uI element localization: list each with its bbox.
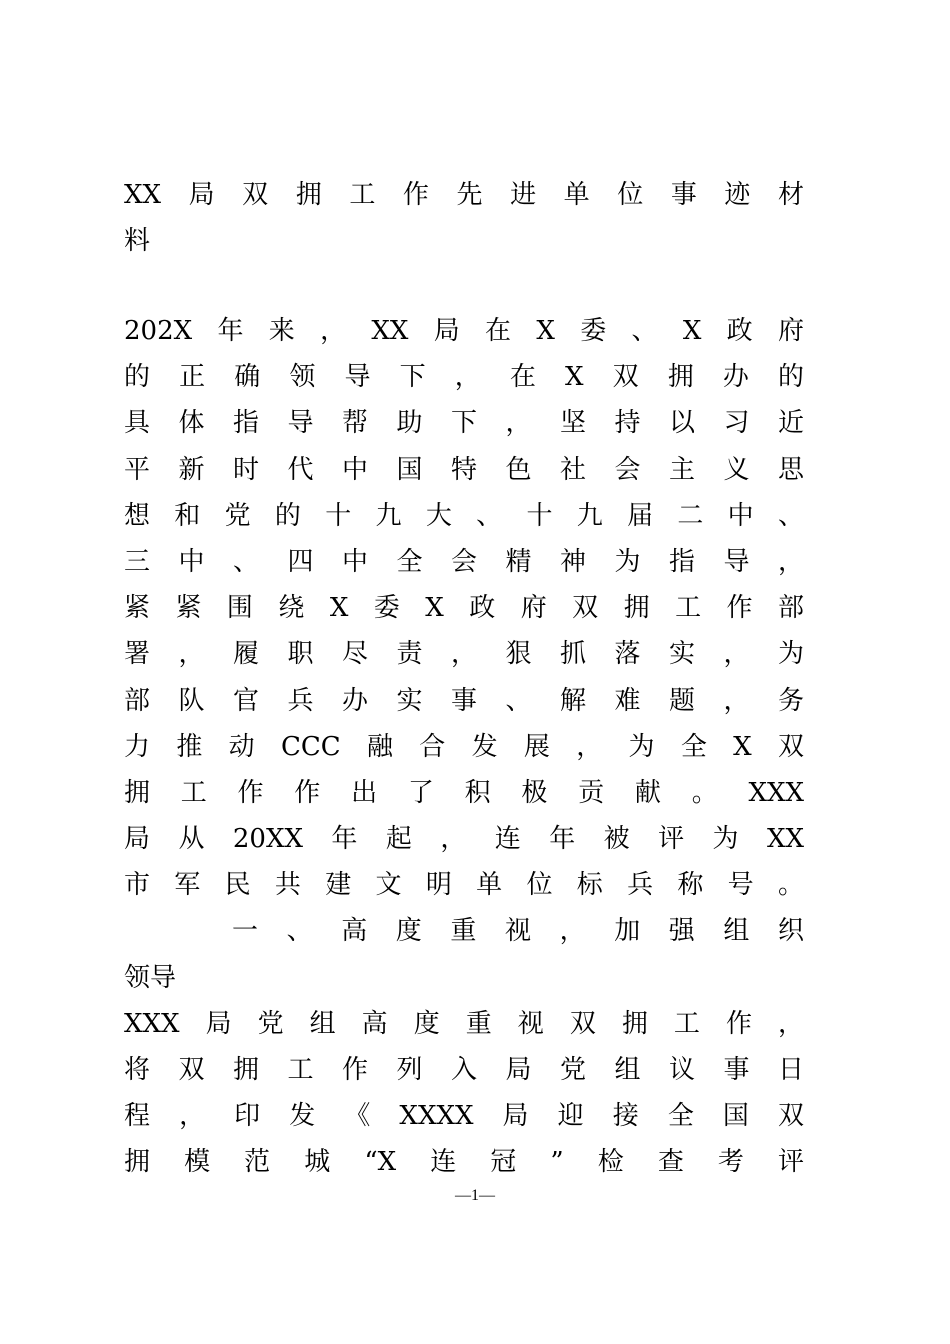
section-heading-continuation: 领导 — [124, 962, 177, 993]
body-line: 程，印发《XXXX局迎接全国双 — [124, 1101, 804, 1132]
page-number: —1— — [455, 1187, 495, 1204]
body-line: 想和党的十九大、十九届二中、 — [124, 500, 804, 531]
body-line: 署，履职尽责，狠抓落实，为 — [124, 639, 804, 670]
body-line: 力推动CCC融合发展，为全X双 — [124, 731, 804, 762]
body-line: 市军民共建文明单位标兵称号。 — [124, 870, 804, 901]
document-title — [124, 172, 804, 264]
body-line: 202X年来，XX局在X委、X政府 — [124, 316, 804, 346]
body-line: XXX局党组高度重视双拥工作， — [124, 1008, 804, 1039]
body-line: 三中、四中全会精神为指导， — [124, 546, 804, 577]
body-line: 拥工作作出了积极贡献。XXX — [124, 777, 804, 808]
title-line: XX局双拥工作先进单位事迹材 — [124, 180, 804, 210]
body-line: 拥模范城“X连冠”检查考评 — [124, 1147, 804, 1178]
body-line: 平新时代中国特色社会主义思 — [124, 454, 804, 485]
title-line: 料 — [124, 226, 151, 257]
body-line: 具体指导帮助下，坚持以习近 — [124, 408, 804, 439]
body-line: 部队官兵办实事、解难题，务 — [124, 685, 804, 716]
body-line: 将双拥工作列入局党组议事日 — [124, 1055, 804, 1085]
body-line: 局从20XX年起，连年被评为XX — [124, 824, 804, 855]
document-body — [124, 308, 804, 1186]
section-heading: 一、高度重视，加强组织 — [232, 916, 804, 947]
body-line: 的正确领导下，在X双拥办的 — [124, 362, 804, 393]
body-line: 紧紧围绕X委X政府双拥工作部 — [124, 593, 804, 624]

──────────────────────────────

■ Stated task
Copy out, word for word, every line of the material from the line containing "section-heading-continuation: 领导 —" through the last line of the material, including both of those lines.

■ Result of this task
section-heading-continuation: 领导 — [124, 962, 177, 993]
body-line: 程，印发《XXXX局迎接全国双 — [124, 1101, 804, 1132]
page-number: —1— — [455, 1187, 495, 1204]
body-line: 想和党的十九大、十九届二中、 — [124, 500, 804, 531]
body-line: 署，履职尽责，狠抓落实，为 — [124, 639, 804, 670]
body-line: 力推动CCC融合发展，为全X双 — [124, 731, 804, 762]
body-line: 市军民共建文明单位标兵称号。 — [124, 870, 804, 901]
document-title — [124, 172, 804, 264]
body-line: 202X年来，XX局在X委、X政府 — [124, 316, 804, 346]
body-line: XXX局党组高度重视双拥工作， — [124, 1008, 804, 1039]
body-line: 三中、四中全会精神为指导， — [124, 546, 804, 577]
body-line: 拥工作作出了积极贡献。XXX — [124, 777, 804, 808]
title-line: XX局双拥工作先进单位事迹材 — [124, 180, 804, 210]
body-line: 拥模范城“X连冠”检查考评 — [124, 1147, 804, 1178]
body-line: 平新时代中国特色社会主义思 — [124, 454, 804, 485]
title-line: 料 — [124, 226, 151, 257]
body-line: 具体指导帮助下，坚持以习近 — [124, 408, 804, 439]
body-line: 部队官兵办实事、解难题，务 — [124, 685, 804, 716]
body-line: 将双拥工作列入局党组议事日 — [124, 1055, 804, 1085]
body-line: 局从20XX年起，连年被评为XX — [124, 824, 804, 855]
document-body — [124, 308, 804, 1186]
section-heading: 一、高度重视，加强组织 — [232, 916, 804, 947]
body-line: 的正确领导下，在X双拥办的 — [124, 362, 804, 393]
body-line: 紧紧围绕X委X政府双拥工作部 — [124, 593, 804, 624]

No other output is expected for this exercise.